### [PROBLEM TO WORK ON]
Copy out the listing exactly.

### [MATERIAL PROVIDED]
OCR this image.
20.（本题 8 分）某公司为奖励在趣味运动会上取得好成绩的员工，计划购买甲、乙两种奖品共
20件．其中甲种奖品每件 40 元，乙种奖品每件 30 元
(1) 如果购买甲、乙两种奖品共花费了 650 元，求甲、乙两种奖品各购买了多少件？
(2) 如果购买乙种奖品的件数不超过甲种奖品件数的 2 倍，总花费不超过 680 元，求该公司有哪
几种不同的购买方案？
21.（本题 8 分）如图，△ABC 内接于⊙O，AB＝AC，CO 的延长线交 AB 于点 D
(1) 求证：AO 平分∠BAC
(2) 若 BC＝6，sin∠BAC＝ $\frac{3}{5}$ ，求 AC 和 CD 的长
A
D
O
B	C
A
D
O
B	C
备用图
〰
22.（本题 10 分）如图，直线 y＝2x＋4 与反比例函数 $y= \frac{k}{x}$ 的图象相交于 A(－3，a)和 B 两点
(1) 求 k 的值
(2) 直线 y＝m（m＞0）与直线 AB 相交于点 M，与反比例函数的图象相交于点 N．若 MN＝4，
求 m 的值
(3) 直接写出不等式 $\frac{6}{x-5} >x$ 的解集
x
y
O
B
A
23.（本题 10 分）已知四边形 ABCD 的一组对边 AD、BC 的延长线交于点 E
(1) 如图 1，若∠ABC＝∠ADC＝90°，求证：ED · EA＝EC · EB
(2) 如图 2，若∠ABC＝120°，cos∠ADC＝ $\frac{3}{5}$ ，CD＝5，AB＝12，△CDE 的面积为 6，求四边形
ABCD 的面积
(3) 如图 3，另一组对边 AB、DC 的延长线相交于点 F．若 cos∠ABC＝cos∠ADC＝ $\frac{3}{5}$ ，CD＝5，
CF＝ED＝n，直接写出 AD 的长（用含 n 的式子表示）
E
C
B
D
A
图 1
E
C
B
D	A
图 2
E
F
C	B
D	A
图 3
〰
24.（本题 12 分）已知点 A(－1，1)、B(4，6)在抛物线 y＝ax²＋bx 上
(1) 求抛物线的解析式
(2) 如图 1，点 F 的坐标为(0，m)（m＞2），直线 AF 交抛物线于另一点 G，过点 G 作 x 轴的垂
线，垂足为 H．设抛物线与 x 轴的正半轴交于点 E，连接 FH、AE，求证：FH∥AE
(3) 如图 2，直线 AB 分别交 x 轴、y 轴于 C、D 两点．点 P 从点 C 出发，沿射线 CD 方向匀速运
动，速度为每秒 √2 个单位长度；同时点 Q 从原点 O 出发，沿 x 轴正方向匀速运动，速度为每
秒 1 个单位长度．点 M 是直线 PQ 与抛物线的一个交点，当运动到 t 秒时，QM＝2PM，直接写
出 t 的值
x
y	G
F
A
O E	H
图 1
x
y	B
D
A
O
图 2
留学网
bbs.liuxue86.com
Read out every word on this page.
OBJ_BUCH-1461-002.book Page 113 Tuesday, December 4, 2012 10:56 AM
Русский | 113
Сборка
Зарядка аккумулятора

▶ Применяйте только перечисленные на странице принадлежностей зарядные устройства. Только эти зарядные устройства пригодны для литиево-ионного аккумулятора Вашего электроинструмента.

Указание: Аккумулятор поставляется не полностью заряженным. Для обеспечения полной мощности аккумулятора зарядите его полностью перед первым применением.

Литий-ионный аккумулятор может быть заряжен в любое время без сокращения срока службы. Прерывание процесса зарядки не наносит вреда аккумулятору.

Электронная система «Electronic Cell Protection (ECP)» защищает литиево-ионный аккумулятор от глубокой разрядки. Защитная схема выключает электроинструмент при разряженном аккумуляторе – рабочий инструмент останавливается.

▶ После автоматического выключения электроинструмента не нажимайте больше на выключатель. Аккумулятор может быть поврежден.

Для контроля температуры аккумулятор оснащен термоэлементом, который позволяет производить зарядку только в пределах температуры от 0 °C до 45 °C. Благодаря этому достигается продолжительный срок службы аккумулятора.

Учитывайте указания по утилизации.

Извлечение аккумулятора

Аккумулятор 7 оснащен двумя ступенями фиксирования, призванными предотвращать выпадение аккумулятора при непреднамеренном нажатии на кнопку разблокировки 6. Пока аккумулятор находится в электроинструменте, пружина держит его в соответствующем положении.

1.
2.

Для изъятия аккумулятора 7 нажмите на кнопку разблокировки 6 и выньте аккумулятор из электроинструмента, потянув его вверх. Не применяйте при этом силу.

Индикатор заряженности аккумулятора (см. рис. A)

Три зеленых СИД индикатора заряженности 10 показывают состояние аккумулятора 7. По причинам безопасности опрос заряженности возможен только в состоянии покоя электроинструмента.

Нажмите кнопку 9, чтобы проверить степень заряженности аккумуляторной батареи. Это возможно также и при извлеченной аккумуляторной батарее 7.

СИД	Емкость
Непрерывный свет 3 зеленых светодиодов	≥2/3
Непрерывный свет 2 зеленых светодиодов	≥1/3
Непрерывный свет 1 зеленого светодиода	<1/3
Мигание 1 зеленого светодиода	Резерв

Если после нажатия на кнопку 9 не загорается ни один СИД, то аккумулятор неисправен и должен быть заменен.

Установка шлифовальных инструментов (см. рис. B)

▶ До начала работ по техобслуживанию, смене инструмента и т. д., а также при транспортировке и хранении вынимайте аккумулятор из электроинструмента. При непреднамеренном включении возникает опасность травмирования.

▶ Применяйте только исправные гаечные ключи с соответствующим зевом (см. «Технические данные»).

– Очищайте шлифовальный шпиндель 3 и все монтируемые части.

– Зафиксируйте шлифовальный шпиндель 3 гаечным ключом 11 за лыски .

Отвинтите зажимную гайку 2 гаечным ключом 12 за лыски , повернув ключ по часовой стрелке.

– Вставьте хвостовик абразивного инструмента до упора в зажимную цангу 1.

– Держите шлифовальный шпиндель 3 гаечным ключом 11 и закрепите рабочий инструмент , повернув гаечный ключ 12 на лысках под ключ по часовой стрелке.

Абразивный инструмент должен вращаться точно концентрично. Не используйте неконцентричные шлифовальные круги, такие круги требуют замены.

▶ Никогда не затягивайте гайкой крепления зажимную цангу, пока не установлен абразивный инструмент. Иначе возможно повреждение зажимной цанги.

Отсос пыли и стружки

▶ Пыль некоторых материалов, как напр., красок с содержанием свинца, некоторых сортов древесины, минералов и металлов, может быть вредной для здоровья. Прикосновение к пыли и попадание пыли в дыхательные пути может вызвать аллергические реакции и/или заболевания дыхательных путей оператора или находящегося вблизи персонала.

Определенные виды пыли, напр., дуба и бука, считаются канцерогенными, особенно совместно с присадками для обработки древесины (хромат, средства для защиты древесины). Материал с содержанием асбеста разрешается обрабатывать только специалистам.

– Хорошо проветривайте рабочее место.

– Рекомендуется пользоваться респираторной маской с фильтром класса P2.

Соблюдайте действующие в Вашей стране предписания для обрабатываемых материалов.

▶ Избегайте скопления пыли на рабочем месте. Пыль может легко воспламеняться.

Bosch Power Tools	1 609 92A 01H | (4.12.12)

### [WRITTEN RESPONSE]
OCR this image.
20.（本题 8 分）某公司为奖励在趣味运动会上取得好成绩的员工，计划购买甲、乙两种奖品共
20件．其中甲种奖品每件 40 元，乙种奖品每件 30 元
(1) 如果购买甲、乙两种奖品共花费了 650 元，求甲、乙两种奖品各购买了多少件？
(2) 如果购买乙种奖品的件数不超过甲种奖品件数的 2 倍，总花费不超过 680 元，求该公司有哪
几种不同的购买方案？
21.（本题 8 分）如图，△ABC 内接于⊙O，AB＝AC，CO 的延长线交 AB 于点 D
(1) 求证：AO 平分∠BAC
(2) 若 BC＝6，sin∠BAC＝ $\frac{3}{5}$ ，求 AC 和 CD 的长
A
D
O
B	C
A
D
O
B	C
备用图
〰
22.（本题 10 分）如图，直线 y＝2x＋4 与反比例函数 $y= \frac{k}{x}$ 的图象相交于 A(－3，a)和 B 两点
(1) 求 k 的值
(2) 直线 y＝m（m＞0）与直线 AB 相交于点 M，与反比例函数的图象相交于点 N．若 MN＝4，
求 m 的值
(3) 直接写出不等式 $\frac{6}{x-5} >x$ 的解集
x
y
O
B
A
23.（本题 10 分）已知四边形 ABCD 的一组对边 AD、BC 的延长线交于点 E
(1) 如图 1，若∠ABC＝∠ADC＝90°，求证：ED · EA＝EC · EB
(2) 如图 2，若∠ABC＝120°，cos∠ADC＝ $\frac{3}{5}$ ，CD＝5，AB＝12，△CDE 的面积为 6，求四边形
ABCD 的面积
(3) 如图 3，另一组对边 AB、DC 的延长线相交于点 F．若 cos∠ABC＝cos∠ADC＝ $\frac{3}{5}$ ，CD＝5，
CF＝ED＝n，直接写出 AD 的长（用含 n 的式子表示）
E
C
B
D
A
图 1
E
C
B
D	A
图 2
E
F
C	B
D	A
图 3
〰
24.（本题 12 分）已知点 A(－1，1)、B(4，6)在抛物线 y＝ax²＋bx 上
(1) 求抛物线的解析式
(2) 如图 1，点 F 的坐标为(0，m)（m＞2），直线 AF 交抛物线于另一点 G，过点 G 作 x 轴的垂
线，垂足为 H．设抛物线与 x 轴的正半轴交于点 E，连接 FH、AE，求证：FH∥AE
(3) 如图 2，直线 AB 分别交 x 轴、y 轴于 C、D 两点．点 P 从点 C 出发，沿射线 CD 方向匀速运
动，速度为每秒 √2 个单位长度；同时点 Q 从原点 O 出发，沿 x 轴正方向匀速运动，速度为每
秒 1 个单位长度．点 M 是直线 PQ 与抛物线的一个交点，当运动到 t 秒时，QM＝2PM，直接写
出 t 的值
x
y	G
F
A
O E	H
图 1
x
y	B
D
A
O
图 2
留学网
bbs.liuxue86.com
Read out every word on this page.
OBJ_BUCH-1461-002.book Page 113 Tuesday, December 4, 2012 10:56 AM
Русский | 113
Сборка
Зарядка аккумулятора

▶ Применяйте только перечисленные на странице принадлежностей зарядные устройства. Только эти зарядные устройства пригодны для литиево-ионного аккумулятора Вашего электроинструмента.

Указание: Аккумулятор поставляется не полностью заряженным. Для обеспечения полной мощности аккумулятора зарядите его полностью перед первым применением.

Литий-ионный аккумулятор может быть заряжен в любое время без сокращения срока службы. Прерывание процесса зарядки не наносит вреда аккумулятору.

Электронная система «Electronic Cell Protection (ECP)» защищает литиево-ионный аккумулятор от глубокой разрядки. Защитная схема выключает электроинструмент при разряженном аккумуляторе – рабочий инструмент останавливается.

▶ После автоматического выключения электроинструмента не нажимайте больше на выключатель. Аккумулятор может быть поврежден.

Для контроля температуры аккумулятор оснащен термоэлементом, который позволяет производить зарядку только в пределах температуры от 0 °C до 45 °C. Благодаря этому достигается продолжительный срок службы аккумулятора.

Учитывайте указания по утилизации.

Извлечение аккумулятора

Аккумулятор 7 оснащен двумя ступенями фиксирования, призванными предотвращать выпадение аккумулятора при непреднамеренном нажатии на кнопку разблокировки 6. Пока аккумулятор находится в электроинструменте, пружина держит его в соответствующем положении.

1.
2.

Для изъятия аккумулятора 7 нажмите на кнопку разблокировки 6 и выньте аккумулятор из электроинструмента, потянув его вверх. Не применяйте при этом силу.

Индикатор заряженности аккумулятора (см. рис. A)

Три зеленых СИД индикатора заряженности 10 показывают состояние аккумулятора 7. По причинам безопасности опрос заряженности возможен только в состоянии покоя электроинструмента.

Нажмите кнопку 9, чтобы проверить степень заряженности аккумуляторной батареи. Это возможно также и при извлеченной аккумуляторной батарее 7.

СИД	Емкость
Непрерывный свет 3 зеленых светодиодов	≥2/3
Непрерывный свет 2 зеленых светодиодов	≥1/3
Непрерывный свет 1 зеленого светодиода	<1/3
Мигание 1 зеленого светодиода	Резерв

Если после нажатия на кнопку 9 не загорается ни один СИД, то аккумулятор неисправен и должен быть заменен.

Установка шлифовальных инструментов (см. рис. B)

▶ До начала работ по техобслуживанию, смене инструмента и т. д., а также при транспортировке и хранении вынимайте аккумулятор из электроинструмента. При непреднамеренном включении возникает опасность травмирования.

▶ Применяйте только исправные гаечные ключи с соответствующим зевом (см. «Технические данные»).

– Очищайте шлифовальный шпиндель 3 и все монтируемые части.

– Зафиксируйте шлифовальный шпиндель 3 гаечным ключом 11 за лыски .

Отвинтите зажимную гайку 2 гаечным ключом 12 за лыски , повернув ключ по часовой стрелке.

– Вставьте хвостовик абразивного инструмента до упора в зажимную цангу 1.

– Держите шлифовальный шпиндель 3 гаечным ключом 11 и закрепите рабочий инструмент , повернув гаечный ключ 12 на лысках под ключ по часовой стрелке.

Абразивный инструмент должен вращаться точно концентрично. Не используйте неконцентричные шлифовальные круги, такие круги требуют замены.

▶ Никогда не затягивайте гайкой крепления зажимную цангу, пока не установлен абразивный инструмент. Иначе возможно повреждение зажимной цанги.

Отсос пыли и стружки

▶ Пыль некоторых материалов, как напр., красок с содержанием свинца, некоторых сортов древесины, минералов и металлов, может быть вредной для здоровья. Прикосновение к пыли и попадание пыли в дыхательные пути может вызвать аллергические реакции и/или заболевания дыхательных путей оператора или находящегося вблизи персонала.

Определенные виды пыли, напр., дуба и бука, считаются канцерогенными, особенно совместно с присадками для обработки древесины (хромат, средства для защиты древесины). Материал с содержанием асбеста разрешается обрабатывать только специалистам.

– Хорошо проветривайте рабочее место.

– Рекомендуется пользоваться респираторной маской с фильтром класса P2.

Соблюдайте действующие в Вашей стране предписания для обрабатываемых материалов.

▶ Избегайте скопления пыли на рабочем месте. Пыль может легко воспламеняться.

Bosch Power Tools	1 609 92A 01H | (4.12.12)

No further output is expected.